**Records shown**

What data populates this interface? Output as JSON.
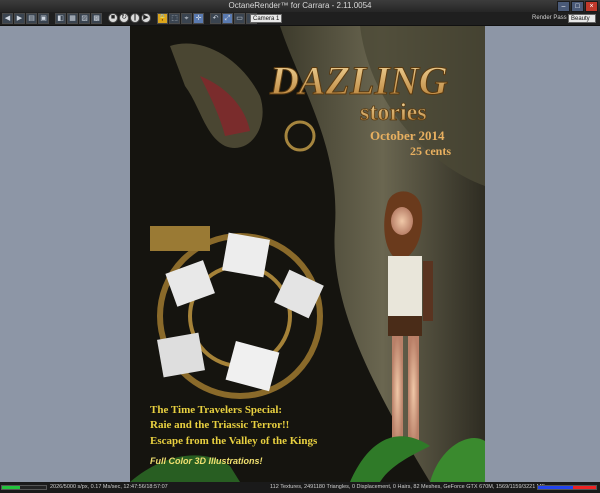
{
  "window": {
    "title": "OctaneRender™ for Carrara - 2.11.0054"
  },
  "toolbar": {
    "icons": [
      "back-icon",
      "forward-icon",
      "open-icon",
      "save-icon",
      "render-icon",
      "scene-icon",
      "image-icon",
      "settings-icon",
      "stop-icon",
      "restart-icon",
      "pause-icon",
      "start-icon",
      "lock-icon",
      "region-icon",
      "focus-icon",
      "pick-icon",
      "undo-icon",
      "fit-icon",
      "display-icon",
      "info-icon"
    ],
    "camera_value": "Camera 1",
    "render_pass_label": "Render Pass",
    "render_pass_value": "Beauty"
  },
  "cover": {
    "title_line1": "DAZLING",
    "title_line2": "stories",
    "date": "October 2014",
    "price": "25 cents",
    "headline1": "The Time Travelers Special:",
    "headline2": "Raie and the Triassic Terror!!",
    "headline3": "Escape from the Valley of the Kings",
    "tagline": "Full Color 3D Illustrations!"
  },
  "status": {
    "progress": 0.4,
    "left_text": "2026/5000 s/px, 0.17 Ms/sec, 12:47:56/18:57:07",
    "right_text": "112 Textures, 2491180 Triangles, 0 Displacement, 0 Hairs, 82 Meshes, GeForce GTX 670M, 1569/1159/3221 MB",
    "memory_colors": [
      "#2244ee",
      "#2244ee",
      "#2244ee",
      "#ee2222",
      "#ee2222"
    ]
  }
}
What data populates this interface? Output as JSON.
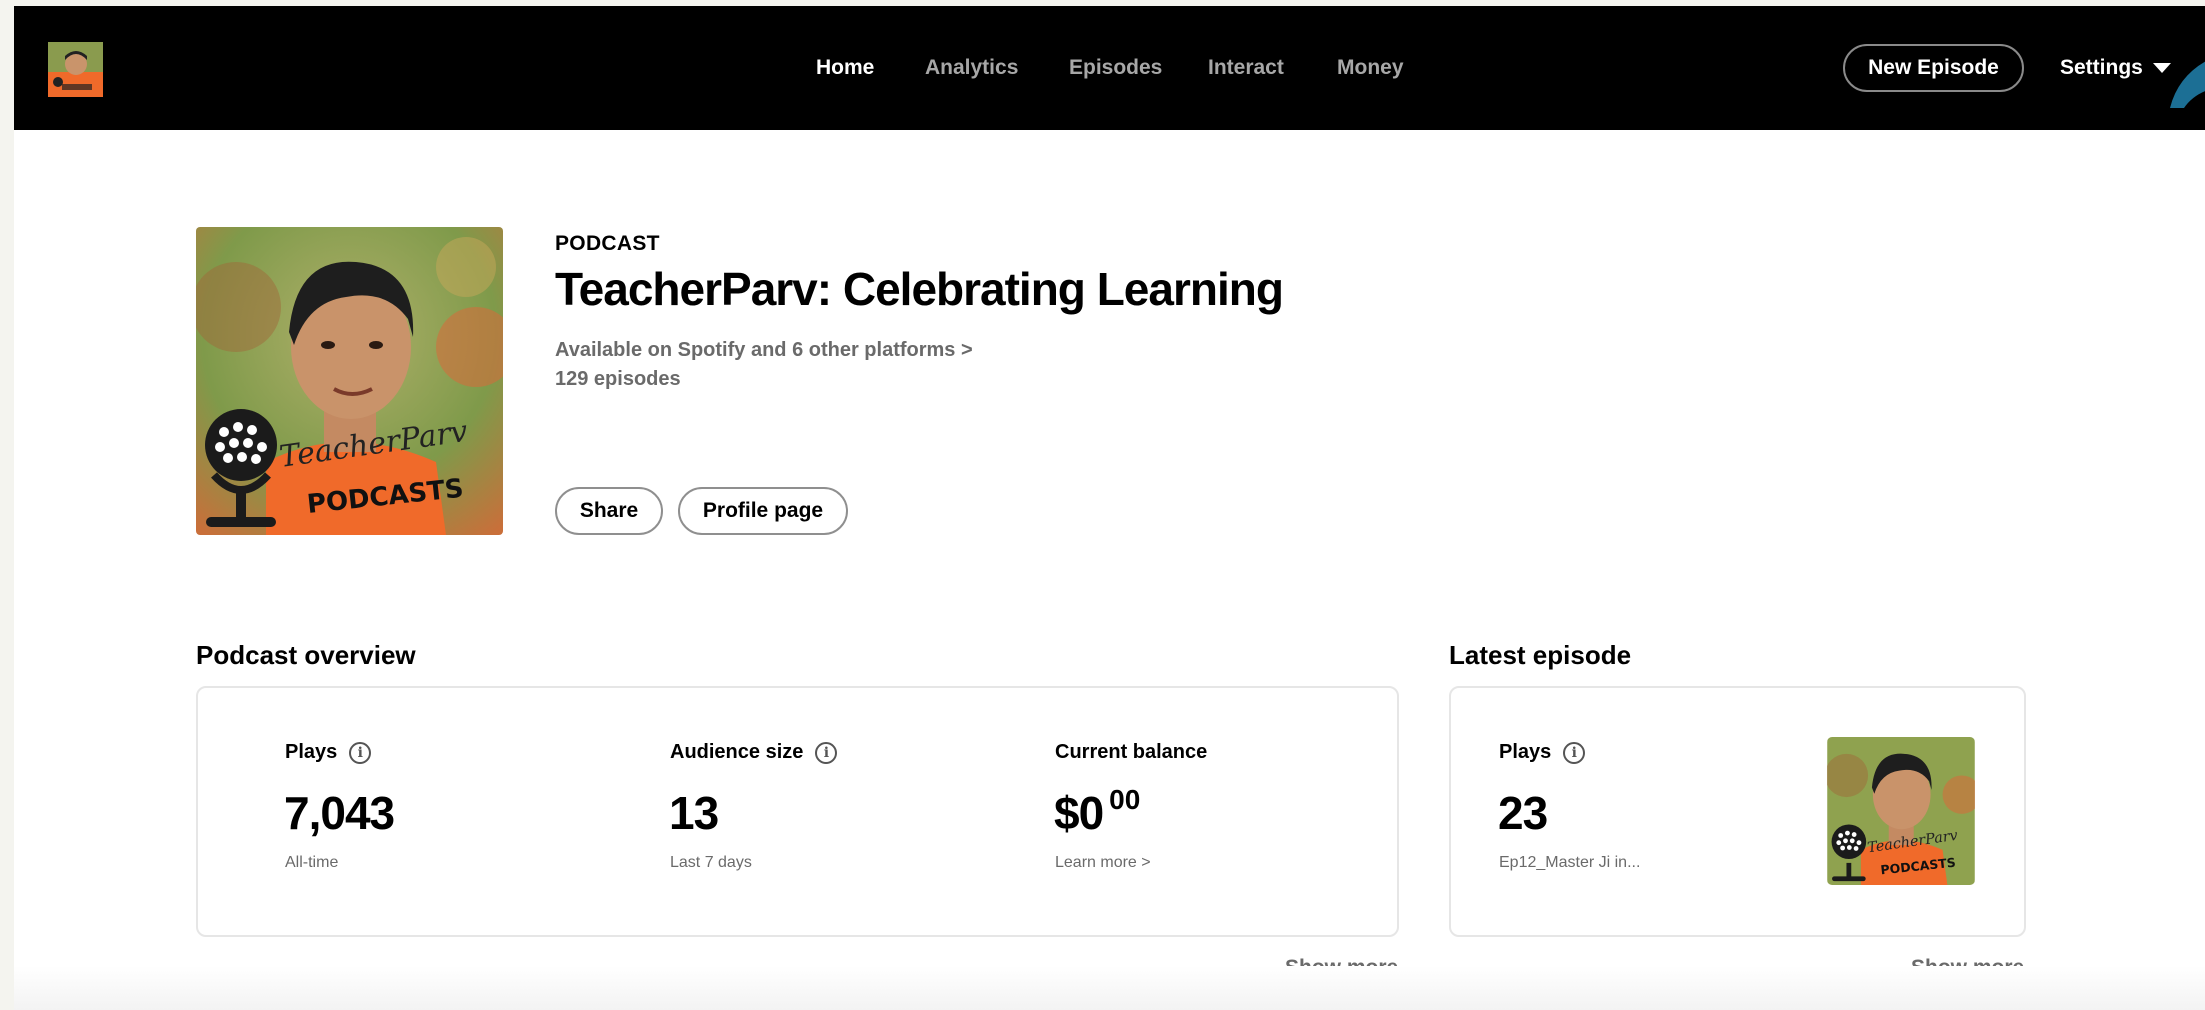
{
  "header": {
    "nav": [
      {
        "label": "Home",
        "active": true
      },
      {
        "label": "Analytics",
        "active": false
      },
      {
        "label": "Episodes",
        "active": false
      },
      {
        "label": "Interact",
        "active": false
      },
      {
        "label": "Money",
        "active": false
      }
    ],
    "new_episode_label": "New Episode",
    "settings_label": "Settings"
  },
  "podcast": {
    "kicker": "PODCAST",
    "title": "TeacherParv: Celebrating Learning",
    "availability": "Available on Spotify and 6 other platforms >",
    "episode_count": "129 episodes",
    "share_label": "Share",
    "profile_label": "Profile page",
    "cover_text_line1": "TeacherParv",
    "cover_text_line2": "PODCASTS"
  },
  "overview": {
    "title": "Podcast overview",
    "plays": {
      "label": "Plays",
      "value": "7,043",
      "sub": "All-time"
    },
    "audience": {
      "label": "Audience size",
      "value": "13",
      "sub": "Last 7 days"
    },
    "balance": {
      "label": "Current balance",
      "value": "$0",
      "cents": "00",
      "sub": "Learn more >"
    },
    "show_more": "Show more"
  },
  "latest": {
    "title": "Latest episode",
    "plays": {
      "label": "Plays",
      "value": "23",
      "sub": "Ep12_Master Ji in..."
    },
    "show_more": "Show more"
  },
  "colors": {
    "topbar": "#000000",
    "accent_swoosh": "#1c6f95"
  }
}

**Requirements**
Copy the whole listing above word for word but do not carry over the pictures.

**Result of this task**
What data populates this interface? Output as JSON.
{
  "window": {
    "title": "OctaneRender™ for Carrara - 2.11.0054"
  },
  "toolbar": {
    "icons": [
      "back-icon",
      "forward-icon",
      "open-icon",
      "save-icon",
      "render-icon",
      "scene-icon",
      "image-icon",
      "settings-icon",
      "stop-icon",
      "restart-icon",
      "pause-icon",
      "start-icon",
      "lock-icon",
      "region-icon",
      "focus-icon",
      "pick-icon",
      "undo-icon",
      "fit-icon",
      "display-icon",
      "info-icon"
    ],
    "camera_value": "Camera 1",
    "render_pass_label": "Render Pass",
    "render_pass_value": "Beauty"
  },
  "cover": {
    "title_line1": "DAZLING",
    "title_line2": "stories",
    "date": "October 2014",
    "price": "25 cents",
    "headline1": "The Time Travelers Special:",
    "headline2": "Raie and the Triassic Terror!!",
    "headline3": "Escape from the Valley of the Kings",
    "tagline": "Full Color 3D Illustrations!"
  },
  "status": {
    "progress": 0.4,
    "left_text": "2026/5000 s/px, 0.17 Ms/sec, 12:47:56/18:57:07",
    "right_text": "112 Textures, 2491180 Triangles, 0 Displacement, 0 Hairs, 82 Meshes, GeForce GTX 670M, 1569/1159/3221 MB",
    "memory_colors": [
      "#2244ee",
      "#2244ee",
      "#2244ee",
      "#ee2222",
      "#ee2222"
    ]
  }
}
What data populates this interface? Output as JSON.
{
  "header": {
    "nav": [
      {
        "label": "Home",
        "active": true
      },
      {
        "label": "Analytics",
        "active": false
      },
      {
        "label": "Episodes",
        "active": false
      },
      {
        "label": "Interact",
        "active": false
      },
      {
        "label": "Money",
        "active": false
      }
    ],
    "new_episode_label": "New Episode",
    "settings_label": "Settings"
  },
  "podcast": {
    "kicker": "PODCAST",
    "title": "TeacherParv: Celebrating Learning",
    "availability": "Available on Spotify and 6 other platforms >",
    "episode_count": "129 episodes",
    "share_label": "Share",
    "profile_label": "Profile page",
    "cover_text_line1": "TeacherParv",
    "cover_text_line2": "PODCASTS"
  },
  "overview": {
    "title": "Podcast overview",
    "plays": {
      "label": "Plays",
      "value": "7,043",
      "sub": "All-time"
    },
    "audience": {
      "label": "Audience size",
      "value": "13",
      "sub": "Last 7 days"
    },
    "balance": {
      "label": "Current balance",
      "value": "$0",
      "cents": "00",
      "sub": "Learn more >"
    },
    "show_more": "Show more"
  },
  "latest": {
    "title": "Latest episode",
    "plays": {
      "label": "Plays",
      "value": "23",
      "sub": "Ep12_Master Ji in..."
    },
    "show_more": "Show more"
  },
  "colors": {
    "topbar": "#000000",
    "accent_swoosh": "#1c6f95"
  }
}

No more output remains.